**Text provided**:
★ ★ ★ ★ ★
If you’re heading over to France on holiday this coming festive season, it’s worth knowing how they celebrate this time of year on the other side of the channel.

Of course, these traditions vary from one French region to another, and (as in the UK) even different families will have varying ways of doing things. But, broadly speaking, traditions reflect the nation’s deep-seated Catholicism.

In France, the season really gets underway on St Nicholas Day, December 6. Traditionally, this was a day for giving gifts to children. Now some people still do this – in other families, presents may also be given on Christmas Eve. (Or only then.) Christmas Eve is, as in Britain, where Père Noel or Father Christmas does his rounds. For those who are religious, Advent begins on the first of the four Sundays before Christmas, and special masses are said on each of these days.

Christmas Eve is of course the night for Midnight Mass, and the evening for a big family meal. Called le Reveillon, this meal is usually served after Midnight Mass. It’s a full meal, despite the hour, with soup or another starter, goose or other poultry and a Christmas log (Buche de Noel) for pudding.

The festive season lasts a little longer in France, with special lighting and singing in church and the like continuing until Epiphany, nearly two weeks after Christmas. Epiphany signals the end of the Christmas period, and is celebrated with a special cake which has a treat baked and hidden inside it which one eater will find.
★ ★ ★ ★ ★
**Directions**:
[1] In the passage on French Christmas traditions, what is the Christmas Eve family meal called, and when is it usually served?
[2] Write the next part of the passage on French Christmas traditions, picking up right after its final sentence.

**Dataset entries**:
★ ★ ★ ★ ★
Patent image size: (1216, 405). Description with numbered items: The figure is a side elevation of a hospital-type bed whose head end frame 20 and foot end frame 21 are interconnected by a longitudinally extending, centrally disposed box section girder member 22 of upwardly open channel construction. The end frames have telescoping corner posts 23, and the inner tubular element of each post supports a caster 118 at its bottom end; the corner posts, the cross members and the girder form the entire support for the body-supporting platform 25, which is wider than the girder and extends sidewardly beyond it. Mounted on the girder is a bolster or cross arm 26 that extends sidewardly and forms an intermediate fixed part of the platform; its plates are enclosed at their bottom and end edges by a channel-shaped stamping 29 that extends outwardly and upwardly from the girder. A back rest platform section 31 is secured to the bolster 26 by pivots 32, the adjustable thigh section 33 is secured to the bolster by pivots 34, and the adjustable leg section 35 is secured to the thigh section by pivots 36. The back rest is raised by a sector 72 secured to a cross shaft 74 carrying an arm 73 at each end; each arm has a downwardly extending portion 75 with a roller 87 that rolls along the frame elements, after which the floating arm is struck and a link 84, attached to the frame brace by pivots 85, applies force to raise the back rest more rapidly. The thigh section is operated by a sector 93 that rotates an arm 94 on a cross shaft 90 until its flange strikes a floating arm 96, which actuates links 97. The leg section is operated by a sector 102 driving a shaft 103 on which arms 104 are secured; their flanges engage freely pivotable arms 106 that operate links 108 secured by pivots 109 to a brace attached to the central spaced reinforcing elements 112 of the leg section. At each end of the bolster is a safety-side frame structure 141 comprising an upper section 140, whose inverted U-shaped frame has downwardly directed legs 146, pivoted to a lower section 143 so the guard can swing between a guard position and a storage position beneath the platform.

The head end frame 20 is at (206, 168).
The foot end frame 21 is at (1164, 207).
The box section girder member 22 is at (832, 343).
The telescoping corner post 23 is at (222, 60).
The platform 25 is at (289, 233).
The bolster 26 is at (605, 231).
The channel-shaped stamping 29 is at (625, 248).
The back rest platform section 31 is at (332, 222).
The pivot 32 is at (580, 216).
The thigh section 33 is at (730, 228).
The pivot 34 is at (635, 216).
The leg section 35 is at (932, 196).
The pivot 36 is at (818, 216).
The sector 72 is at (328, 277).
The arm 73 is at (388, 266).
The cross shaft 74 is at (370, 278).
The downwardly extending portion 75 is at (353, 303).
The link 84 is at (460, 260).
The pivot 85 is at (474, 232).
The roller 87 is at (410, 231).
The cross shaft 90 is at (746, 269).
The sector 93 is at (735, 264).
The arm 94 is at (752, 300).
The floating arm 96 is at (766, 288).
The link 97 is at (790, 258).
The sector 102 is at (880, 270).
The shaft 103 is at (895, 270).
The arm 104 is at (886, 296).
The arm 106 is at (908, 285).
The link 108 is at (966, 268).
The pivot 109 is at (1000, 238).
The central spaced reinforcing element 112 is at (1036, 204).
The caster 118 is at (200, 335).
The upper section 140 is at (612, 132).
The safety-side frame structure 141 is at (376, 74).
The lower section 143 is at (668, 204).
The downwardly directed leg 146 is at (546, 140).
★ ★ ★ ★ ★
**Answers**:
[1] It is called le Reveillon and is usually served after Midnight Mass.

[2]
You can also expect to hear seasonal music just about everywhere you go, including traditional hymns and translations of non-religious songs. (Jingle Bells for example becomes Vive le vent, literally Long Live the Wind.)

Religion is obvious in the nativity scenes which tend to decorate French homes rather than a Christmas tree, and you may hear bells ringing from churches for longer than usual.

If you’re spending any length of time with French people during this holiday, be aware that gifts are getting bigger and being more widely exchanged than before, although it still varies widely by family.

With so many parallels with how we celebrate Christmas in Britain, it will certainly feel festive, wherever you are in France.